>> BEGIN

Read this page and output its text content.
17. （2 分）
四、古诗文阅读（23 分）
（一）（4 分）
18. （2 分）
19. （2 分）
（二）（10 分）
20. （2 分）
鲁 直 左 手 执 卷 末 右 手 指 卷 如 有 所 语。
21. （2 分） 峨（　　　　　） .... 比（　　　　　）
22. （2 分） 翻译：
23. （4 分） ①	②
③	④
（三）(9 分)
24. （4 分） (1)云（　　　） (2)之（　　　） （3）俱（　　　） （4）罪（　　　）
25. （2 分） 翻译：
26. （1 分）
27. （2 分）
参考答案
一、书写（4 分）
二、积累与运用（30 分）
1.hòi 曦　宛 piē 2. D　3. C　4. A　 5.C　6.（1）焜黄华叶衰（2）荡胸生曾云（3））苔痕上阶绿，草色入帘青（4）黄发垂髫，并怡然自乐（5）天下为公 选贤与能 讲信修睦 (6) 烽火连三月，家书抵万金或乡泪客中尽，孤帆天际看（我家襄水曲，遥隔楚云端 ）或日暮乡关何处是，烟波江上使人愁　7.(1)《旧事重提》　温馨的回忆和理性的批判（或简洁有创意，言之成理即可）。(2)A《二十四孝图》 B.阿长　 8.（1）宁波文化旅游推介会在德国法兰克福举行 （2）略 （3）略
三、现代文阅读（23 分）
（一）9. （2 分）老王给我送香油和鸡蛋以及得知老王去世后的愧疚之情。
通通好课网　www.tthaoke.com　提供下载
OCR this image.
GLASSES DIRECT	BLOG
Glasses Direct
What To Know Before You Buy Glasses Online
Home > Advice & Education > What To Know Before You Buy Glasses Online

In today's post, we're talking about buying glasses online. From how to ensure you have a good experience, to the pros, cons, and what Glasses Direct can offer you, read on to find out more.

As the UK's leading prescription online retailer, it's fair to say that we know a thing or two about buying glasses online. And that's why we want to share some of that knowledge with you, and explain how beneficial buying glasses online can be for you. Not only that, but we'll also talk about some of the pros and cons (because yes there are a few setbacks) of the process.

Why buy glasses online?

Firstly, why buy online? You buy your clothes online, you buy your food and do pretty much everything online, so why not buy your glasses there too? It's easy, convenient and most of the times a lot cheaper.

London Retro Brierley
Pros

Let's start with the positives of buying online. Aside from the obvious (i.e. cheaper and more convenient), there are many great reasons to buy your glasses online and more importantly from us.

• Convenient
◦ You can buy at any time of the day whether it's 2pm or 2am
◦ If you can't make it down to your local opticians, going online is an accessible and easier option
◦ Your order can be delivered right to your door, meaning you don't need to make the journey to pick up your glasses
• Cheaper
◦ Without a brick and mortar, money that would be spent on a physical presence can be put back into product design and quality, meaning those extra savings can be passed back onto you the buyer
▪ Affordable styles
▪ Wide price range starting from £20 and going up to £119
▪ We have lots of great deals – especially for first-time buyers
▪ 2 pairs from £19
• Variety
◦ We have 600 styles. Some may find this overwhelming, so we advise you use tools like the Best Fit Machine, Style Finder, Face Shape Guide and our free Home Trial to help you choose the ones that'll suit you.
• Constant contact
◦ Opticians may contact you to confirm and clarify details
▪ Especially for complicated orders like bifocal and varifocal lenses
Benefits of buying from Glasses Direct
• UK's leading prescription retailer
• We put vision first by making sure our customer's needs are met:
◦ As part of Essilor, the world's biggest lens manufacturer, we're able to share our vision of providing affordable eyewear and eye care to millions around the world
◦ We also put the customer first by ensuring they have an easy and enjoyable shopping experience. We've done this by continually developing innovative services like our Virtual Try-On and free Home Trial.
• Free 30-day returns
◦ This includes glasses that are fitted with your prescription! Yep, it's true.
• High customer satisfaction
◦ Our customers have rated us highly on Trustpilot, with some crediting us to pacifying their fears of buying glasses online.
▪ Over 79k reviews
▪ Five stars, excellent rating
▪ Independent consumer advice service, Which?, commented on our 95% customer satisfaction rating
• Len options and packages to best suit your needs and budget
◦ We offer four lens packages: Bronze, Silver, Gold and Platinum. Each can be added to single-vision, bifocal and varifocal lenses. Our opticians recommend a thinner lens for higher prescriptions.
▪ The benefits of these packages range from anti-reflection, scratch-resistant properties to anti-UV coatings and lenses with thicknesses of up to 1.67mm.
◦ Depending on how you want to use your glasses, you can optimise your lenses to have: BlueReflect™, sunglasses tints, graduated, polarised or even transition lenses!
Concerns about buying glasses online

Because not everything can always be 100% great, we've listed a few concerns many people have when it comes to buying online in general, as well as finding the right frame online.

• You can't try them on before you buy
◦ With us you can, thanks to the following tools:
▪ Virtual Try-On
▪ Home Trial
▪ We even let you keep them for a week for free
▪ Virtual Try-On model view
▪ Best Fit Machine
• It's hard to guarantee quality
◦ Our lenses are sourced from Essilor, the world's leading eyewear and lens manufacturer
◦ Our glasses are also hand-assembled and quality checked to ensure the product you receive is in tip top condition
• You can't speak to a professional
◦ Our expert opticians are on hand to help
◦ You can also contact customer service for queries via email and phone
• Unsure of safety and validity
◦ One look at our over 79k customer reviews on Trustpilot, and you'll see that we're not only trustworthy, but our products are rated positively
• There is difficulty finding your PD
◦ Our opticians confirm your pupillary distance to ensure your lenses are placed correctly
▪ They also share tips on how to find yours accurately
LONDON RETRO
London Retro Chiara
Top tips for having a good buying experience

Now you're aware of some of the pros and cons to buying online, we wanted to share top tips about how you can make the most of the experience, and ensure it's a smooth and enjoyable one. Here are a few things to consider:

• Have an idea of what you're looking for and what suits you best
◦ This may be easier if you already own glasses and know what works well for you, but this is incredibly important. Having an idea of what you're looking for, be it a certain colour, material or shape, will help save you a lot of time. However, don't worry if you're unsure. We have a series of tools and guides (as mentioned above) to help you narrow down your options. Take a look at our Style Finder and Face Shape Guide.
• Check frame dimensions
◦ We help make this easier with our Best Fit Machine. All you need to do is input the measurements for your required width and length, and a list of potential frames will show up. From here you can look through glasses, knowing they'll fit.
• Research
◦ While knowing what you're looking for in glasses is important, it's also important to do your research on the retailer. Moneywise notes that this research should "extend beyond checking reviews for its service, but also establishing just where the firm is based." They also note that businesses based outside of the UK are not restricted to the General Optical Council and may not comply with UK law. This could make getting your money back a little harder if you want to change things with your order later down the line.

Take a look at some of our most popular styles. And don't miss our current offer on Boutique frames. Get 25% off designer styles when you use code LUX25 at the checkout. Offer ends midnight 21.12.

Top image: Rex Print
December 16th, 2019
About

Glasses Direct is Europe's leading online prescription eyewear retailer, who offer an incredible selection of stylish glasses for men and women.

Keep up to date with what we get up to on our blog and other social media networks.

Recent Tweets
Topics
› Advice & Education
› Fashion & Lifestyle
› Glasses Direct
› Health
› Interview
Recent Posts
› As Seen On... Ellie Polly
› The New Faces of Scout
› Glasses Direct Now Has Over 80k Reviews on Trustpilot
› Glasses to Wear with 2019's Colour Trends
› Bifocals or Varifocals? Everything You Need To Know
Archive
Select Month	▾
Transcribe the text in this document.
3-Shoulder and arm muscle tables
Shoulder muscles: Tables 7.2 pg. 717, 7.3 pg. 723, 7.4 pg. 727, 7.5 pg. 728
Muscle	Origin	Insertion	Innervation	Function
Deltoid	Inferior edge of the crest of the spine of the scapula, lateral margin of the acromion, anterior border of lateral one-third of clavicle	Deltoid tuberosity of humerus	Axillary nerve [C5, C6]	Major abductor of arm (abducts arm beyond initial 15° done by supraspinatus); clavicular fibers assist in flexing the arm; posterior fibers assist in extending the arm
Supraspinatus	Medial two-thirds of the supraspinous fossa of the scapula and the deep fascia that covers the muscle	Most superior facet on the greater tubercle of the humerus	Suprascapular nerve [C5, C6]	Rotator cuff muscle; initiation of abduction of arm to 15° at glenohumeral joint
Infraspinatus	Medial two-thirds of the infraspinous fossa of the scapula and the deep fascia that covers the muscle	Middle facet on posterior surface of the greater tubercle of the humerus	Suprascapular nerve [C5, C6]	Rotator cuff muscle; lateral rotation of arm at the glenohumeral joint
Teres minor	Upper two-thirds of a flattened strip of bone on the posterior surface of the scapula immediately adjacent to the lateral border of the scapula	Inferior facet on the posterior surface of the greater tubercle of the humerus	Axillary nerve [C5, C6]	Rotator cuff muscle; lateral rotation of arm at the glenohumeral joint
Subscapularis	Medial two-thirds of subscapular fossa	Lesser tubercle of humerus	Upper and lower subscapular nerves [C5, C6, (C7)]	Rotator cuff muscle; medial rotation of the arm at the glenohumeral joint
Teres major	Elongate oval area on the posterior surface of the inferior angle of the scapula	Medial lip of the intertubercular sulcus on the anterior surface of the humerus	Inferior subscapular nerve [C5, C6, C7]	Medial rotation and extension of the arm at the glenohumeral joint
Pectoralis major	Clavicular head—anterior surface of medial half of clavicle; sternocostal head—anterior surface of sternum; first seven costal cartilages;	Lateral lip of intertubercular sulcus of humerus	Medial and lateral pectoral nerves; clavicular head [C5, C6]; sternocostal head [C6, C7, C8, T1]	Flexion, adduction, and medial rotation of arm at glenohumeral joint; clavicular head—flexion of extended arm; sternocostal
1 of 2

>> END

* _Required task_
Each line that contains the string "leading" counts once; say how many there are and nothing else.

* _Written response_
4